TEXTO DE LA PÁGINA
+---+

Además de las políticas de renacionalización y fragmentación de los grandes oligopolios el estado puede favorecer procesos de compra pública que favorezcan menos a las grandes empresas (el llamado ‘capitalismo de amiguetes’ con sus sobrecostes de la corrupción) dando mayores oportunidades a las PYMES y prohibiendo las subcontrataciones en proyectos de obras públicas licitadas al sector privado. No deja de resultar curioso que la derecha política culpe al estado de la subida de precios pues, cuando ella ocupa el poder, no duda en utilizar los presupuestos del estado en forma inflacionista. Una ciudadanía exigente frente a los casos de corrupción que se niegue a votar a organizaciones mafiosas disfrazadas de partidos políticos supondría un gran avance para deterger prácticas de gasto público inflacionista.

Una combinación de políticas que facilite la estabilidad de los salarios, evite la expansión de grandes estructuras corporativas, ponga bajo control público determinadas actividades en las que existan monopolios naturales, evite la indexación de precios y un sistema tributario eficaz deberían ser suficientes para asegurar la estabilidad de precios. La preocupación por la inflación en los momentos actuales en los que llevamos en deflación más de dos años en todo caso resulta un tanto espuria.  En una recesión inducida por balances frágiles algo de inflación sería positivo. Es urgente que la economía española salga de la deflación y una política decidida de expansión fiscal puede acercarnos en un plazo breve al pleno empleo. Si conseguimos que España tenga algo de inflación deberíamos exclamar « ¡objetivo conseguido!». Un plan de empleo de transición y un aumento del déficit público tan grande como sea necesario deberían ser suficientes para asegurar el pleno empleo y la estabilidad de precios con una inflación moderada. Desgraciadamente el espantajo de la “hiperinlación” es uno de los argumentos popularmente más creídos y utilizados para evitar que se acometan políticas sensatas.


Ilustración 2. Índice de producción industrial corregido de efectos estacionales. Elaboración propia a partir de datos publicados por el INE en el que se ha establecido 2006 como base 100.

¿Existe riesgo de que el estado pierda el control de los precios cuando alcancemos el pleno empleo? Este escenario es improbable en el primer año de salida del euro puesto que partimos de una situación de deflación severa cronificada. Nuestra economía no se encuentra al límite de su capacidad productiva. En España la tasa de desempleo en el segundo trimestre de 2015 era superior al 22% y la tasa de actividad es inferior al 60%. El índice de producción industrial que publica el Instituto Nacional de Estadística (INE) demuestra que en 2015 el país estaba a un 80% del nivel alcanzado en 2006. De hecho España es uno de los países que ha experimentado una mayor caída en su producción industrial dentro de los de la OCDE.  Incluso asumiendo que los siete años de profunda crisis económica hayan destruido gran parte del tejido industrial existente antes del inicio de la CFG, debería quedar abundante capacidad ociosa que podría utilizarse antes de que se engendraran tensiones inflacionistas. Una política fiscal expansiva reduciría el desempleo rápidamente sin generar la temida hiperinflación. Ante un aumento de la demanda las empresas prefieren aumentar la producción para ganar cuota de mercado que subir los precios. Solo cuando las empresas van agotando su capacidad productiva empezarán a subir sus precios.

+---+

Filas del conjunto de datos
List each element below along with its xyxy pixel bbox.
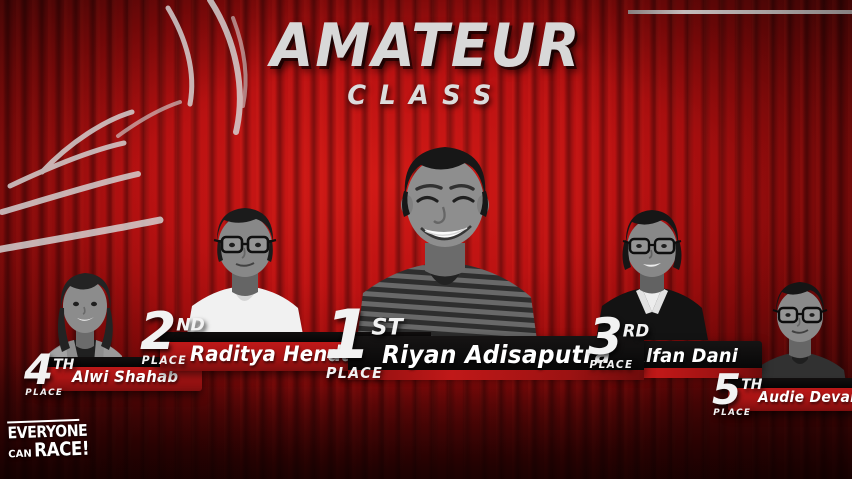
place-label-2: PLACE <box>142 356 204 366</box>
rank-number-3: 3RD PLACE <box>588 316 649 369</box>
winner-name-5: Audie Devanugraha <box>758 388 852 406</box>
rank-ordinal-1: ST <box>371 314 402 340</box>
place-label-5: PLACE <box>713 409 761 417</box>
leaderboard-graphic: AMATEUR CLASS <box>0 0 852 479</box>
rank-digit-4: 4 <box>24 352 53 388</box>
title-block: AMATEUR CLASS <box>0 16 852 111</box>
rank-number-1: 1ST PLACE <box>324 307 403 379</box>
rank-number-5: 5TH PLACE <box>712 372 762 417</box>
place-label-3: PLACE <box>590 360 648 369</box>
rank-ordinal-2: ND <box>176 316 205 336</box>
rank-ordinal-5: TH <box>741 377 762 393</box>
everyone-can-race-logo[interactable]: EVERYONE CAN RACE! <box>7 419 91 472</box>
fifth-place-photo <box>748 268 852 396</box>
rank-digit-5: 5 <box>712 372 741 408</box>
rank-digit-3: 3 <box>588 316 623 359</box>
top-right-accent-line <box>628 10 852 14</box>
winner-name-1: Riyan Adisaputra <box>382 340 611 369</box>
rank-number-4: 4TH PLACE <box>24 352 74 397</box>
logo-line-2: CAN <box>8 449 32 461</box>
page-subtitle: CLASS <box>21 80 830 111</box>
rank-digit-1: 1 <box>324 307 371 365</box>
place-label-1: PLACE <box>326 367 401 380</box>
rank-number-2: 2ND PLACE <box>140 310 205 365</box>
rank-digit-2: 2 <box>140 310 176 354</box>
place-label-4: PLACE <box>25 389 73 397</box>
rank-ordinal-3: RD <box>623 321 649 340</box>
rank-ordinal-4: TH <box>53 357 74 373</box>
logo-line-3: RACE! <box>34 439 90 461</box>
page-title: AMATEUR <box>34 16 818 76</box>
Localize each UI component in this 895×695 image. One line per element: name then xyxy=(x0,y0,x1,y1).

+---+

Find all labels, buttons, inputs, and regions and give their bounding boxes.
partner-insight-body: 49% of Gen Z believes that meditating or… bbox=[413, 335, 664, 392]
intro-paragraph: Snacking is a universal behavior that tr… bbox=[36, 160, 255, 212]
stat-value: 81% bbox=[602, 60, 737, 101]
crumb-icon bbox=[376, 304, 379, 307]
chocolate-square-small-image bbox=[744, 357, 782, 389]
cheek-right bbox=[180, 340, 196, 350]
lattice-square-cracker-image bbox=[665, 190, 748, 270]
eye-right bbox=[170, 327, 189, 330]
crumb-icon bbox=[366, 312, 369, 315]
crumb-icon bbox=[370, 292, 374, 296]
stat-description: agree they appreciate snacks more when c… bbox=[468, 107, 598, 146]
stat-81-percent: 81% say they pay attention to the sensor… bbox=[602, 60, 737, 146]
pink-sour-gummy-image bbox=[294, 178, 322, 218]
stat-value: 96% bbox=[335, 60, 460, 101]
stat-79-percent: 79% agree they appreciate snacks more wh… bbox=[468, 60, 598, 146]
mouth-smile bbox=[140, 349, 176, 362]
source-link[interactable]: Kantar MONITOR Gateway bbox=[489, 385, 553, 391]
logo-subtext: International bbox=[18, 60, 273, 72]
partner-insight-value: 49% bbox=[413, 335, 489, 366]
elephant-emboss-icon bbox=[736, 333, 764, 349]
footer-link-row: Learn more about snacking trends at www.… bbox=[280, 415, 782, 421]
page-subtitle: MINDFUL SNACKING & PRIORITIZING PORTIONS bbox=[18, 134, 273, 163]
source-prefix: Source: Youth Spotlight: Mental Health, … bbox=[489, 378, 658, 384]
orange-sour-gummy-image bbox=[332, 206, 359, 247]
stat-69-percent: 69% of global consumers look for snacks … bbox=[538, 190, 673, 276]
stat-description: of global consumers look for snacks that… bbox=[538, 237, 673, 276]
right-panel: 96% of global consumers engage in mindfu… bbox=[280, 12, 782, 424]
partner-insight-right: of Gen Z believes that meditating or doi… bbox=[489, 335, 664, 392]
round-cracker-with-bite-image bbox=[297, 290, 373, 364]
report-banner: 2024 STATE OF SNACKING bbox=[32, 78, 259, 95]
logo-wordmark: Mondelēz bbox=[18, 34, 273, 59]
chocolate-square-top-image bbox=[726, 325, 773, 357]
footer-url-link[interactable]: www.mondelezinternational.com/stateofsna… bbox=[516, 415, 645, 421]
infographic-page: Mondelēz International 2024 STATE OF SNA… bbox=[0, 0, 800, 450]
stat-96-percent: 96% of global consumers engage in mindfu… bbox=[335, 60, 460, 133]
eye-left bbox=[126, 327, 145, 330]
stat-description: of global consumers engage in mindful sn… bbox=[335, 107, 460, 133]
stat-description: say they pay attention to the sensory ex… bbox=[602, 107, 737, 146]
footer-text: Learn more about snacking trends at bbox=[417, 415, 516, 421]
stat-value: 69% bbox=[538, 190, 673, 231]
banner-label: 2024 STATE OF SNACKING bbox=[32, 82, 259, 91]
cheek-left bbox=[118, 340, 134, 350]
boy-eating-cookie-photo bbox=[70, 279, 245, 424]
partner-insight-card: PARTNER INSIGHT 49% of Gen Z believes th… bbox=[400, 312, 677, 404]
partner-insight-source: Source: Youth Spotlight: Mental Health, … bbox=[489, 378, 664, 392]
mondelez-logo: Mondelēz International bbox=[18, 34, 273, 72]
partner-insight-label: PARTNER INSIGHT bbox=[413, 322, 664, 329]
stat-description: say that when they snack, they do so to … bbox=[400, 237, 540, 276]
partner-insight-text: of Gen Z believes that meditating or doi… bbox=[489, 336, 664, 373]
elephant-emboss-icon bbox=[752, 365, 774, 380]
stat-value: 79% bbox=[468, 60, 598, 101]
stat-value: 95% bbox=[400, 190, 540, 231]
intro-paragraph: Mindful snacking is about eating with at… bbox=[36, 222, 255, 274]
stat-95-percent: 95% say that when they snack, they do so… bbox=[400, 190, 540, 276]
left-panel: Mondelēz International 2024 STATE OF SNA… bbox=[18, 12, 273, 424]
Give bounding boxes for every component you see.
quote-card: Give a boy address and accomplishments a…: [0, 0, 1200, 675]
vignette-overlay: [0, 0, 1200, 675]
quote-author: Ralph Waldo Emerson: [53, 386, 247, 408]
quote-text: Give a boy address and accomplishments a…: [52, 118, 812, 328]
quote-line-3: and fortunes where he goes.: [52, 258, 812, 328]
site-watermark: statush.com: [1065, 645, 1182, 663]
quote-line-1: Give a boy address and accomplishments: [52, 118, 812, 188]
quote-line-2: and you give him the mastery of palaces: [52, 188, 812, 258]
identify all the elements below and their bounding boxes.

+---+

OBJETIVOS
1) Cita el texto sobre la inflación desde "Además de las" hasta "gasto público inflacionista.", incluidas ambas partes.
2) Según el texto sobre la inflación, ¿por qué es improbable que el estado pierda el control de los precios en el primer año de salida del euro?
3) Prosigue el texto sobre la inflación a partir de su última oración.

LAS RESPUESTAS
1)
Además de las políticas de renacionalización y fragmentación de los grandes oligopolios el estado puede favorecer procesos de compra pública que favorezcan menos a las grandes empresas (el llamado ‘capitalismo de amiguetes’ con sus sobrecostes de la corrupción) dando mayores oportunidades a las PYMES y prohibiendo las subcontrataciones en proyectos de obras públicas licitadas al sector privado. No deja de resultar curioso que la derecha política culpe al estado de la subida de precios pues, cuando ella ocupa el poder, no duda en utilizar los presupuestos del estado en forma inflacionista. Una ciudadanía exigente frente a los casos de corrupción que se niegue a votar a organizaciones mafiosas disfrazadas de partidos políticos supondría un gran avance para deterger prácticas de gasto público inflacionista.

2) Porque se parte de una situación de deflación severa cronificada y la economía no se encuentra al límite de su capacidad productiva. Debería quedar abundante capacidad ociosa que podría usarse antes de que aparecieran tensiones inflacionistas.

3)
En el escenario de la salida del euro muchos expertos nos advierten del riesgo de que se importe inflación a través de la depreciación del peso. La economía española actual es muy abierta y muestra de ello es que los productos importados se acercan ya al 30% de nuestro PIB. Una devaluación de la nueva moneda implicaría que una parte muy importante de nuestras compras se encarecerían en un plazo corto de tiempo. Además, muchas importaciones son utilizadas como productos intermedios y materias primas en procesos productivos y, por tanto, su encarecimiento podría trasladarse a los precios finales de nuestros productos. Además, el abaratamiento relativo de nuestros productos podría estimular las exportaciones poniendo mayor presión de demanda sobre la producción. Sin embargo, insistimos en que la caída en el valor del peso, en el caso de producirse, sería temporal y por tanto el episodio inflacionista puede ser breve. Ya hemos explicado que ésta depreciación no tendría por qué ser pronunciada si aplicamos el plan Pilkington-Mosler.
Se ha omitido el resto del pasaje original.